* _Directive_: Check every line below for the word "függvénye" and copy each one that has it.

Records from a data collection

· · ·

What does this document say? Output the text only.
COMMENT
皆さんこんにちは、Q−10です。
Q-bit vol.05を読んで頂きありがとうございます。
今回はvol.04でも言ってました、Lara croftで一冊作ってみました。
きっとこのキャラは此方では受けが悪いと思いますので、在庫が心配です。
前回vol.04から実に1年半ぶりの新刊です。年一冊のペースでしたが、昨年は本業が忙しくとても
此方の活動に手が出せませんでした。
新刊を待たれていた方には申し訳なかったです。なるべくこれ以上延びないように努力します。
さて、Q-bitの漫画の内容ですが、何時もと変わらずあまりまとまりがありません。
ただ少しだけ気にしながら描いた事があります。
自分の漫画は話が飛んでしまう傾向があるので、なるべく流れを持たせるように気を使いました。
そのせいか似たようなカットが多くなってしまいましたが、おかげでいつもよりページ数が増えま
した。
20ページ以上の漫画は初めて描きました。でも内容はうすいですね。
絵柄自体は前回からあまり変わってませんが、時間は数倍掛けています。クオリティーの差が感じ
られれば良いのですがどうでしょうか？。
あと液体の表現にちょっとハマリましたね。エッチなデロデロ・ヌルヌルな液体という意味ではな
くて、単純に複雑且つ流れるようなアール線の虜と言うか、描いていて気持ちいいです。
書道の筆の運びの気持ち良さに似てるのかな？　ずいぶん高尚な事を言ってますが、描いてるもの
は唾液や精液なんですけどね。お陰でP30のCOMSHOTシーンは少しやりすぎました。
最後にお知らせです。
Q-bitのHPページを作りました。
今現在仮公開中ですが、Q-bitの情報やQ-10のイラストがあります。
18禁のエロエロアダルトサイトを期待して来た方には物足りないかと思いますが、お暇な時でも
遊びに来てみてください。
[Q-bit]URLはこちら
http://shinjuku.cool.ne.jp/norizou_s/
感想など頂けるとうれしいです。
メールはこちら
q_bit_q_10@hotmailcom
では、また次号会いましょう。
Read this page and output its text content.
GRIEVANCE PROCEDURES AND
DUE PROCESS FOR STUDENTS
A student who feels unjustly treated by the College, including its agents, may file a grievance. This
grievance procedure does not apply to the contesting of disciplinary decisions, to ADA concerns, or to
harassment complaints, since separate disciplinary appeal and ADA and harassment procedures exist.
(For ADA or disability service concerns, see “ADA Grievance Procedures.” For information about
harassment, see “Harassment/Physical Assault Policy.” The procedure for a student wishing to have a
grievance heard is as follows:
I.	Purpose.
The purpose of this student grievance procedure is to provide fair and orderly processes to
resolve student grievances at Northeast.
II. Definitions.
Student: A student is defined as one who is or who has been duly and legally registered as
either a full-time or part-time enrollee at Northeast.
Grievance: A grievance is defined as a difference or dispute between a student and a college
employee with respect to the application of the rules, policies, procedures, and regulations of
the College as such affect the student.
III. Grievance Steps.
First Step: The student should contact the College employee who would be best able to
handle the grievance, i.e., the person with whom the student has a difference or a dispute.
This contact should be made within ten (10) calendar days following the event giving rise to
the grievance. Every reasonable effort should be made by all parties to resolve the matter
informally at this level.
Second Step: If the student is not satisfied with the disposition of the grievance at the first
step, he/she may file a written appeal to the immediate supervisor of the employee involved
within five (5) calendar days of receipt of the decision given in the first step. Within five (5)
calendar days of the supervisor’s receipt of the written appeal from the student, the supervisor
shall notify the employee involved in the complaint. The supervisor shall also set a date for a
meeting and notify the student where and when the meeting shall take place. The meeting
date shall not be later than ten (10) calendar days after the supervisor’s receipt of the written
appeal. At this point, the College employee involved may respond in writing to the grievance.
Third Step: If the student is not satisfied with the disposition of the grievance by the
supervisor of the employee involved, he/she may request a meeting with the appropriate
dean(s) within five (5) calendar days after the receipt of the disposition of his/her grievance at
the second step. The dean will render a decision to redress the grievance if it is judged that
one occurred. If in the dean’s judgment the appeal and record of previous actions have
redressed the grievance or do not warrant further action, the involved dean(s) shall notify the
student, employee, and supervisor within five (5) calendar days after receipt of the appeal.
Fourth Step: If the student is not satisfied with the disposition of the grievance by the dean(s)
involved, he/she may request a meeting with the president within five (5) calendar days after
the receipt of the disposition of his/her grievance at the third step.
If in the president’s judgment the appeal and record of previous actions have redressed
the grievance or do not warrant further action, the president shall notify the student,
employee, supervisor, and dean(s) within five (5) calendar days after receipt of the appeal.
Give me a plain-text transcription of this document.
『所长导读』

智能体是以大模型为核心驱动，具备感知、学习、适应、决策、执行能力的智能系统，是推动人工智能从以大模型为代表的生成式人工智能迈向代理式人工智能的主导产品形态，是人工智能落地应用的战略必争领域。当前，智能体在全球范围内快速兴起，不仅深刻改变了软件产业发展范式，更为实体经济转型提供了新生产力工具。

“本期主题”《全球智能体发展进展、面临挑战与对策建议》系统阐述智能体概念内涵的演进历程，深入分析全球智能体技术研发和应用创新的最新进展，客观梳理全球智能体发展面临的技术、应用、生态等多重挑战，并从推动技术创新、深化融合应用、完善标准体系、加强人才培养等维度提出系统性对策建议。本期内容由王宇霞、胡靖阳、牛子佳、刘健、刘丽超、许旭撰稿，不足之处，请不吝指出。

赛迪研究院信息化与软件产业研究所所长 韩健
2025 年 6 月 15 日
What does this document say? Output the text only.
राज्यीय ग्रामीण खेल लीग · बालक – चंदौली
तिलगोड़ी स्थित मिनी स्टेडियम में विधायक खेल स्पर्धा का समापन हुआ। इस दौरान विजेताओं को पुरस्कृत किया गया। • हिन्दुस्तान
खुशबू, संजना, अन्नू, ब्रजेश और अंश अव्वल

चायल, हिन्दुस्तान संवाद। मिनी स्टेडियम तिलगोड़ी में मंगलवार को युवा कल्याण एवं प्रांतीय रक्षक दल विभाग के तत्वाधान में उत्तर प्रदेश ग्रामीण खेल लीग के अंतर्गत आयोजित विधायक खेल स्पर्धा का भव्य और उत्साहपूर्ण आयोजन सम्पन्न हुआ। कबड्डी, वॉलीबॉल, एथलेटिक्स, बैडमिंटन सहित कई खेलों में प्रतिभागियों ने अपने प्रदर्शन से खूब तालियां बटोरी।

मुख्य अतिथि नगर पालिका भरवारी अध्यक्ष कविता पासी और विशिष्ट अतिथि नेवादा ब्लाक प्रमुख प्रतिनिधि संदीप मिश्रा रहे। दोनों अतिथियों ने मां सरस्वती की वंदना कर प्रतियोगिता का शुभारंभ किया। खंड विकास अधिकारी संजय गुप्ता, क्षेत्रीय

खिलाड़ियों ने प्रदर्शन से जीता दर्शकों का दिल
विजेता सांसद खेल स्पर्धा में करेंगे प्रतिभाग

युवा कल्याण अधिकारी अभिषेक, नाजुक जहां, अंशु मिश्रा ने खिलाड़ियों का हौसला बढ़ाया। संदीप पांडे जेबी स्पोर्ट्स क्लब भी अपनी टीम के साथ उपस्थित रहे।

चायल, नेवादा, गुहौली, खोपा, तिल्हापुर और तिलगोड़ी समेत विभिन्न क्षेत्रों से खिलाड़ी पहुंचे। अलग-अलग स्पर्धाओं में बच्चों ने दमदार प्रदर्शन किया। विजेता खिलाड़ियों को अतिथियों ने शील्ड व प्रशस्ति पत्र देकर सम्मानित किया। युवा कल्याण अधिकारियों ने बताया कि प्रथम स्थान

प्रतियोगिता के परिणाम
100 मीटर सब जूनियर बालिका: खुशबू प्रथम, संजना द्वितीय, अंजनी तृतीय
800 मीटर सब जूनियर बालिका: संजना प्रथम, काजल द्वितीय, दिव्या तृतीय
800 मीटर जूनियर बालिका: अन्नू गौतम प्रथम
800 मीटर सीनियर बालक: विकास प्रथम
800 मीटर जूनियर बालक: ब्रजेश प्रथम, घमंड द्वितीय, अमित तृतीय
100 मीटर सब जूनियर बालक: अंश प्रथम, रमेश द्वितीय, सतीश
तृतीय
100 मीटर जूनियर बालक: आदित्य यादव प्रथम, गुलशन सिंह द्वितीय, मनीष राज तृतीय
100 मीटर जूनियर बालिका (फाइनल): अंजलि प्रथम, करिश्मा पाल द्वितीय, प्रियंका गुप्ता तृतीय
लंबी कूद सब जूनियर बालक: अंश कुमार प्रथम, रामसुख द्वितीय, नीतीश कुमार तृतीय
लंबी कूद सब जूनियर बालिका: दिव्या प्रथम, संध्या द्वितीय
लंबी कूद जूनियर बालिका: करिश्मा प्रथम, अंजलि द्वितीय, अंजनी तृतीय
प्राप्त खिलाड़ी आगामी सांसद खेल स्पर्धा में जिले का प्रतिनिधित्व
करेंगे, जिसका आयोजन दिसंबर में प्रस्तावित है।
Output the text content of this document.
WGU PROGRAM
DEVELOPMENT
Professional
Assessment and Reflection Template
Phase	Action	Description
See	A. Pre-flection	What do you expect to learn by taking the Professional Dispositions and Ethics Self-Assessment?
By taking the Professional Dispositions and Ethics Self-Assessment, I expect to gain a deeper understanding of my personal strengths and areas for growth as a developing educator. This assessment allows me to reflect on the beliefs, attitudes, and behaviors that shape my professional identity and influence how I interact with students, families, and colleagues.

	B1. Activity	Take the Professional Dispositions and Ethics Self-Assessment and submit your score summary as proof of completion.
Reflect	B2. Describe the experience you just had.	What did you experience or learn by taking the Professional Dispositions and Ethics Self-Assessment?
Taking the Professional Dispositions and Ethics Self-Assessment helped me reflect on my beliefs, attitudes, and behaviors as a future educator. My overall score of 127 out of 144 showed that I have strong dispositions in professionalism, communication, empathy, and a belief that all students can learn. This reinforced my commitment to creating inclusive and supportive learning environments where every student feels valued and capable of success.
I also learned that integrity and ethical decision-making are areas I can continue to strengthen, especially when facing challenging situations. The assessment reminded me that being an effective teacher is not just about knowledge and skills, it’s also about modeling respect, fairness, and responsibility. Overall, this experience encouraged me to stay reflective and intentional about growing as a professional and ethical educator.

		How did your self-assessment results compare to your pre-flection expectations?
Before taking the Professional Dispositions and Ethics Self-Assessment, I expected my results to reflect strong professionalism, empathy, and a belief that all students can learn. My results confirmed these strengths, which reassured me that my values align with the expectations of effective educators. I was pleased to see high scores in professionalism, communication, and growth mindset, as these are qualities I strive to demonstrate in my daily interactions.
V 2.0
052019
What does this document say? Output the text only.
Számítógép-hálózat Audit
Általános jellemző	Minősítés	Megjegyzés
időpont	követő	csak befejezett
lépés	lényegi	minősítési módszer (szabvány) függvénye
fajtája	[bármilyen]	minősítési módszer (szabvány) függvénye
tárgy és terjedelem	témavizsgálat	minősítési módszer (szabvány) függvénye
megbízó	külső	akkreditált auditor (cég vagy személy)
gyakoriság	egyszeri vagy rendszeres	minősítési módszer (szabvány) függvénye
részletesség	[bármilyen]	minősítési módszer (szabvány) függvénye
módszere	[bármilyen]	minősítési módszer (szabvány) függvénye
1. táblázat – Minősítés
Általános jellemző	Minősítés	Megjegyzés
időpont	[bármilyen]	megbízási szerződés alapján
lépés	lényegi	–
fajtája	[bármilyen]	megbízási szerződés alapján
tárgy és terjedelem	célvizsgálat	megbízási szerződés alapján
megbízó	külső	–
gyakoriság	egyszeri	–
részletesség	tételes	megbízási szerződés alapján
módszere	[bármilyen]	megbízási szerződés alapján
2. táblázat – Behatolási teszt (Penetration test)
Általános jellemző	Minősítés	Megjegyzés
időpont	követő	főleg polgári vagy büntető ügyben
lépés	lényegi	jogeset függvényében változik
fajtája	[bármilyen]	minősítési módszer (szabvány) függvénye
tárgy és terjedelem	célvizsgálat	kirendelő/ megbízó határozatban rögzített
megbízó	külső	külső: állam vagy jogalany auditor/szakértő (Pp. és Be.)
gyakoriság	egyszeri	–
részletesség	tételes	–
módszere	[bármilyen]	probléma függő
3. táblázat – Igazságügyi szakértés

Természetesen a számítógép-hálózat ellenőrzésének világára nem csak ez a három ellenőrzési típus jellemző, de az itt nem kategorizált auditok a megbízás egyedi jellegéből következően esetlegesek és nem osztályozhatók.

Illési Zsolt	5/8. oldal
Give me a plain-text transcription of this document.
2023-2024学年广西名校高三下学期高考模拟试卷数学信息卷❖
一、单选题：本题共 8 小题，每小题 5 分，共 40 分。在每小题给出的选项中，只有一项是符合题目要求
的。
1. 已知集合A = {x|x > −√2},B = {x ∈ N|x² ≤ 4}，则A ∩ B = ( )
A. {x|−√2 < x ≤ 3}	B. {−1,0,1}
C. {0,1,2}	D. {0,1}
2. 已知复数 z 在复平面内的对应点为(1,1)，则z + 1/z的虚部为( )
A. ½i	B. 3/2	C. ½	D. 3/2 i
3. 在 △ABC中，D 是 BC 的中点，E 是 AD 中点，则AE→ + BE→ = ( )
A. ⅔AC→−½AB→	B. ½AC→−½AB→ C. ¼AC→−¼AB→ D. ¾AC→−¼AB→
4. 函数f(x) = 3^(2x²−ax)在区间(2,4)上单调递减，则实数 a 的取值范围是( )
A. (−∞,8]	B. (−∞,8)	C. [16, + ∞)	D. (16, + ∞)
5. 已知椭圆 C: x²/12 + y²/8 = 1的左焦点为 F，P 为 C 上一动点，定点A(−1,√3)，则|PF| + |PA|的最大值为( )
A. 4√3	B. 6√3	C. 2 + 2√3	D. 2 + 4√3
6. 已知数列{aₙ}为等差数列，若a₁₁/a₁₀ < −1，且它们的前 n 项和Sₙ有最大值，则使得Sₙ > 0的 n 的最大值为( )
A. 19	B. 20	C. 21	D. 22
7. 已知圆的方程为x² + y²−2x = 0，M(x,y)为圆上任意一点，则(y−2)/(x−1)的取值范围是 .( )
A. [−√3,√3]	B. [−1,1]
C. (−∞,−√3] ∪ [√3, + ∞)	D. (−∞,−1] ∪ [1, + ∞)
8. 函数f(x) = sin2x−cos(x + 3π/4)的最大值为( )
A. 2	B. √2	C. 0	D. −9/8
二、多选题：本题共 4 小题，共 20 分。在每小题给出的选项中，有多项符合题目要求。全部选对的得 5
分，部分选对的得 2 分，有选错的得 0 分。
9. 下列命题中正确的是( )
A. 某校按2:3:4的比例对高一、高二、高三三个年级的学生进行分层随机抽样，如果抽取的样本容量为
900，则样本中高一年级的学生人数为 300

· · ·

* _Answer to this exercise_:
lépés	lényegi	minősítési módszer (szabvány) függvénye
fajtája	[bármilyen]	minősítési módszer (szabvány) függvénye
tárgy és terjedelem	témavizsgálat	minősítési módszer (szabvány) függvénye
gyakoriság	egyszeri vagy rendszeres	minősítési módszer (szabvány) függvénye
részletesség	[bármilyen]	minősítési módszer (szabvány) függvénye
módszere	[bármilyen]	minősítési módszer (szabvány) függvénye
fajtája	[bármilyen]	minősítési módszer (szabvány) függvénye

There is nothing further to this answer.